Manado, BeritaManado.com – Politik uang menjadi salah satu dari lima kasus terbesar dalam isu kerawanan pemilu dan pemilihan di tingkat provinsi dan kabupaten/kota.
Badan Pengawas Pemilu (Bawaslu) Republik Indonesia, pada Selasa (29/8/2023), menghadirkan data terbaru terkait tingkat kerawanan Pemilihan Umum (Pemilu).
Bawaslu RI memetakan ada 5 provinsi di Indonesia yang paling rawan politik uang, yaitu Maluku Utara, Lampung, Jawa Barat, Banten dan Sulawesi Utara.
Politik uang yang menciptakan pemilih pragmatis, memiliki beragam modus yang harus diantisipasi bersama.

### Yang Harus Dikerjakan
**1.** Menurut teks tentang politik uang, provinsi mana saja yang paling rawan politik uang menurut pemetaan Bawaslu RI?
**2.** Salin persis bagian teks tentang politik uang, mulai dari "Manado, BeritaManado.com –" dan terus sampai "dan Sulawesi Utara.".
Baris-baris di bawah ini tidak perlu dipakai.

### Data yang Diberikan
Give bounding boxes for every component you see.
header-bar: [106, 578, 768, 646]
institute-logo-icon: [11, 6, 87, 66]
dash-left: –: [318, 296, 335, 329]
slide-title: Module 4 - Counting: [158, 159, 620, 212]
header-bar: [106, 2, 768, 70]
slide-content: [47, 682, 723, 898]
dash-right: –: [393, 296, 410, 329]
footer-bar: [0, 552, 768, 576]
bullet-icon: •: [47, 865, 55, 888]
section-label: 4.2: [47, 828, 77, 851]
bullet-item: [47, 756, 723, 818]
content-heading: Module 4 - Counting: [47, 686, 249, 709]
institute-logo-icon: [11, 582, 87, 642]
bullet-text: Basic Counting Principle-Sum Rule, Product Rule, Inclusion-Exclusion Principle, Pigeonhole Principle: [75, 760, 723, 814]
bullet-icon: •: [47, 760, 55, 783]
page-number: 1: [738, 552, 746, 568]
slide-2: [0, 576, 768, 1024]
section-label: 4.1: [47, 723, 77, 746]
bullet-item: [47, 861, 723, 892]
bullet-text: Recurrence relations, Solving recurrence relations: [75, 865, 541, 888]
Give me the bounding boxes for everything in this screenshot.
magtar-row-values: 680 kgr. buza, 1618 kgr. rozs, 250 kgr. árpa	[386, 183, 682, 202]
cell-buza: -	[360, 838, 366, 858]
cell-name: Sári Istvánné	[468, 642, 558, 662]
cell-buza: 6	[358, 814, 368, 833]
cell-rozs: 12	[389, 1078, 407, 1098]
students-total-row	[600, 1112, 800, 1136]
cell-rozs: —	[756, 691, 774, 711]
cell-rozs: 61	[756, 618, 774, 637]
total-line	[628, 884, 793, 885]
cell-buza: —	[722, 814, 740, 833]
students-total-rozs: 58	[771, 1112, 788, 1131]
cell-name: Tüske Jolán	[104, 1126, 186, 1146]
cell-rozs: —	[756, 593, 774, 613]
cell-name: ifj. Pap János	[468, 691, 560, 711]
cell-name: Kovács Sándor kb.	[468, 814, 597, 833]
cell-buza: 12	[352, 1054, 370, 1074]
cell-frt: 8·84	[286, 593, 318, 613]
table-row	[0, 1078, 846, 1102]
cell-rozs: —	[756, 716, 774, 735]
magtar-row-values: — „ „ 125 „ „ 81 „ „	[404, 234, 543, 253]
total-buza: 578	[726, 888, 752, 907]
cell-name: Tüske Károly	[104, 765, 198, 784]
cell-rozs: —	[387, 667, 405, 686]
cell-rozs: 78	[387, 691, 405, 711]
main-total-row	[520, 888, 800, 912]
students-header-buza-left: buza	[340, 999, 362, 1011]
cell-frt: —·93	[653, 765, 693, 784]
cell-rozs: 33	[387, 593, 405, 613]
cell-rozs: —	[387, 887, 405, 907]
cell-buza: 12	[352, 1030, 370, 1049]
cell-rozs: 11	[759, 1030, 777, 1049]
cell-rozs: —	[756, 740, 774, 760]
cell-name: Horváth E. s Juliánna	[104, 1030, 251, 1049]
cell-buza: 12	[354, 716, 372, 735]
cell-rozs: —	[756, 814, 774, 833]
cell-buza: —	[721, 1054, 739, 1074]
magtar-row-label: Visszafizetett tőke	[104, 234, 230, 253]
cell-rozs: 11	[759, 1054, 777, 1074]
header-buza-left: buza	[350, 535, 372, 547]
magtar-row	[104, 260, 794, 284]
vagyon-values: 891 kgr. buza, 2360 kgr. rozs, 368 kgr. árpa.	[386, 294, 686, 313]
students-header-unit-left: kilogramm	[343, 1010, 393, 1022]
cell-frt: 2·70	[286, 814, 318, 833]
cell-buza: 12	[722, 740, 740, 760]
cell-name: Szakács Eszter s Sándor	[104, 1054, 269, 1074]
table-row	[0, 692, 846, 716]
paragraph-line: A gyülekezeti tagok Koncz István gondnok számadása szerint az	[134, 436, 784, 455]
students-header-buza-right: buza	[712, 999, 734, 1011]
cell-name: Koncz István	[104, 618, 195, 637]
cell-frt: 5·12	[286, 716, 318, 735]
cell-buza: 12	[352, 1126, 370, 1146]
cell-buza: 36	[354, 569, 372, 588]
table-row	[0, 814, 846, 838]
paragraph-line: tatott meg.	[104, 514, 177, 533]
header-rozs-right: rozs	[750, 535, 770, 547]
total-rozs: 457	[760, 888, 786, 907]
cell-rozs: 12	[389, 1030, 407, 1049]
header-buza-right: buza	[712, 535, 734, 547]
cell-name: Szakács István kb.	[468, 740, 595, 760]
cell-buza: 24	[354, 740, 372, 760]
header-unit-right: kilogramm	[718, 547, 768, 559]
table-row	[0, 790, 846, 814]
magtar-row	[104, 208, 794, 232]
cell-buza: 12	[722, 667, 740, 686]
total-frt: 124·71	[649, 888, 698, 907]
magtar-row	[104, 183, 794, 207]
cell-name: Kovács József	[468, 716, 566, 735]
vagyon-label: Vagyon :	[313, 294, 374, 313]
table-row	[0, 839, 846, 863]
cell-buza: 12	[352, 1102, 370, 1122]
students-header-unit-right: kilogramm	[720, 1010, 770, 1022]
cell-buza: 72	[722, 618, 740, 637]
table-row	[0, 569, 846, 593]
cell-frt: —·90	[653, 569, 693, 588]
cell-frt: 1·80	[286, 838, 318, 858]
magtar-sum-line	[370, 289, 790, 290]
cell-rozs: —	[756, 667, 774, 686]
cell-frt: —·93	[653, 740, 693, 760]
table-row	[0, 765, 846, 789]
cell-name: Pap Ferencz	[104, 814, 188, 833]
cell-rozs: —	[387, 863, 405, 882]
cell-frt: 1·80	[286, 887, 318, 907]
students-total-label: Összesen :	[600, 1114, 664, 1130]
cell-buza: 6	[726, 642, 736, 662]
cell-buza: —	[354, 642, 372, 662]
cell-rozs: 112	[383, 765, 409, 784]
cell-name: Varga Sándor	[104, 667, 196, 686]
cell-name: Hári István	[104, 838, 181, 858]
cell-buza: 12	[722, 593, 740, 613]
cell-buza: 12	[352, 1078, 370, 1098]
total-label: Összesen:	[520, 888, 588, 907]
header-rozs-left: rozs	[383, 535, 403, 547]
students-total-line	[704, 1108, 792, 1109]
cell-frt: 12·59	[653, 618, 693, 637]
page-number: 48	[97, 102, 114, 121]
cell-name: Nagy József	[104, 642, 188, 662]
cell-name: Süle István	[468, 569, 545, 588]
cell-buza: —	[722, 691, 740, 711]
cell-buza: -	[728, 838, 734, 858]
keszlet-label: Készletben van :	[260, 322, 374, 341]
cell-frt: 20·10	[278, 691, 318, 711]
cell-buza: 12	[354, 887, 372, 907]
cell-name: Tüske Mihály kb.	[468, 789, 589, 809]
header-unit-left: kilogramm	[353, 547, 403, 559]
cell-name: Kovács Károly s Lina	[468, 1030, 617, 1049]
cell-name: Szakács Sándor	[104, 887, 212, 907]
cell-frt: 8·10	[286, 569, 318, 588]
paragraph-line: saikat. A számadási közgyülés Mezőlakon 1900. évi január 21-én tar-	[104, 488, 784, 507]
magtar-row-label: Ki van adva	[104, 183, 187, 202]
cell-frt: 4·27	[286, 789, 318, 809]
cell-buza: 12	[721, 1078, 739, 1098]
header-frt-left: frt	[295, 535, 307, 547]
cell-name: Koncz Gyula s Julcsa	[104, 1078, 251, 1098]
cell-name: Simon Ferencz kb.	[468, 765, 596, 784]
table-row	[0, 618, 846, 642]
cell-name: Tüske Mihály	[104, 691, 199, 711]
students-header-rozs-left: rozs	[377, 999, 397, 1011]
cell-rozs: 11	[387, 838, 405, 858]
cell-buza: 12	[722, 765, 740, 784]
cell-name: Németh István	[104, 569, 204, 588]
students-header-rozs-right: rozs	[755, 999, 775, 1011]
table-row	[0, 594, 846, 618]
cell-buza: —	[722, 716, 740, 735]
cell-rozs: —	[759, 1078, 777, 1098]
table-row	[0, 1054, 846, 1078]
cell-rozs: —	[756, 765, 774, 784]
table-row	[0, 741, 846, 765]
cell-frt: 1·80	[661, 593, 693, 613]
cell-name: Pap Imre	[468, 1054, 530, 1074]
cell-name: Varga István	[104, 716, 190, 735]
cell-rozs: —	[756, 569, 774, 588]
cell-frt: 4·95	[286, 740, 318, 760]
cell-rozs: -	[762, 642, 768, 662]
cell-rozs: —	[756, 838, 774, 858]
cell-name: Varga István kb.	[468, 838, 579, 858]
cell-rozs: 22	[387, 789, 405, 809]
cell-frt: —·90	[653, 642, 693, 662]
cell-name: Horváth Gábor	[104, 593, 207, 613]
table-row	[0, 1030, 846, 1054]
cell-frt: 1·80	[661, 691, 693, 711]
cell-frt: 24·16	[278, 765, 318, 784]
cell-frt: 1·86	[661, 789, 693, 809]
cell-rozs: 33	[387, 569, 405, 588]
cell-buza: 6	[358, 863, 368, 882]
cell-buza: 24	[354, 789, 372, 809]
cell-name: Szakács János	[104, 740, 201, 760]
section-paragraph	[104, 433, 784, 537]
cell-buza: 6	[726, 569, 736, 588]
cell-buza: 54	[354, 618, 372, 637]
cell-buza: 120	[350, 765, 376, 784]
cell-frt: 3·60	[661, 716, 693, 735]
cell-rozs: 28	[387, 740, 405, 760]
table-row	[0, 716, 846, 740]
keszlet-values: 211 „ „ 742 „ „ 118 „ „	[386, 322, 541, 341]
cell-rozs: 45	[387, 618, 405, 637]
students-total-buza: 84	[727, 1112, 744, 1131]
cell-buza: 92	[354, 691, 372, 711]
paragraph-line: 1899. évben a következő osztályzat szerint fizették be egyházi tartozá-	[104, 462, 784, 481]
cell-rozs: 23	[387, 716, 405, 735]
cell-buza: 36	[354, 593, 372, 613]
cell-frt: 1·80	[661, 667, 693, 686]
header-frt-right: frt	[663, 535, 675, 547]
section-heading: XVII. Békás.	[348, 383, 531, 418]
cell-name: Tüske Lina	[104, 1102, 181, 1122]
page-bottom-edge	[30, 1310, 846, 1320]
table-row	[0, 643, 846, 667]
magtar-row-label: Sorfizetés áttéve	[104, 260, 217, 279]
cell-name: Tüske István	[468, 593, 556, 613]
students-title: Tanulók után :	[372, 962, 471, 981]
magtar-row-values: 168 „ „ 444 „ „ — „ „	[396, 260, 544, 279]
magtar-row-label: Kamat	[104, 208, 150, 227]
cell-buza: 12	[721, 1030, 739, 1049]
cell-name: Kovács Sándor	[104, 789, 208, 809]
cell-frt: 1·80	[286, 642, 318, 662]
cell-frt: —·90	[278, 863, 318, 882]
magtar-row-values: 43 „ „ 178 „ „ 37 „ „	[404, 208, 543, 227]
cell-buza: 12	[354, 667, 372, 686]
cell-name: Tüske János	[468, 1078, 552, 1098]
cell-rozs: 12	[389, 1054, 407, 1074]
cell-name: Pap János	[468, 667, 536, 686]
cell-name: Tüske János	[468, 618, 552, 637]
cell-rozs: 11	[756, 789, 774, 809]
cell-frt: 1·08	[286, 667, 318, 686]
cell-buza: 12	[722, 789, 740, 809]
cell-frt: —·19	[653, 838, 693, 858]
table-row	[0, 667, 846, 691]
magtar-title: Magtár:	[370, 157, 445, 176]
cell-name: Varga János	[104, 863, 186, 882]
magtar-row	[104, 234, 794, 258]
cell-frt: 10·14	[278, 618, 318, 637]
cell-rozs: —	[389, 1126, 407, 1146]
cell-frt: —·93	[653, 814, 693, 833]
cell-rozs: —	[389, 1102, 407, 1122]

### Jawaban
**1.** Maluku Utara, Lampung, Jawa Barat, Banten, dan Sulawesi Utara.

**2.**
Manado, BeritaManado.com – Politik uang menjadi salah satu dari lima kasus terbesar dalam isu kerawanan pemilu dan pemilihan di tingkat provinsi dan kabupaten/kota.
Badan Pengawas Pemilu (Bawaslu) Republik Indonesia, pada Selasa (29/8/2023), menghadirkan data terbaru terkait tingkat kerawanan Pemilihan Umum (Pemilu).
Bawaslu RI memetakan ada 5 provinsi di Indonesia yang paling rawan politik uang, yaitu Maluku Utara, Lampung, Jawa Barat, Banten dan Sulawesi Utara.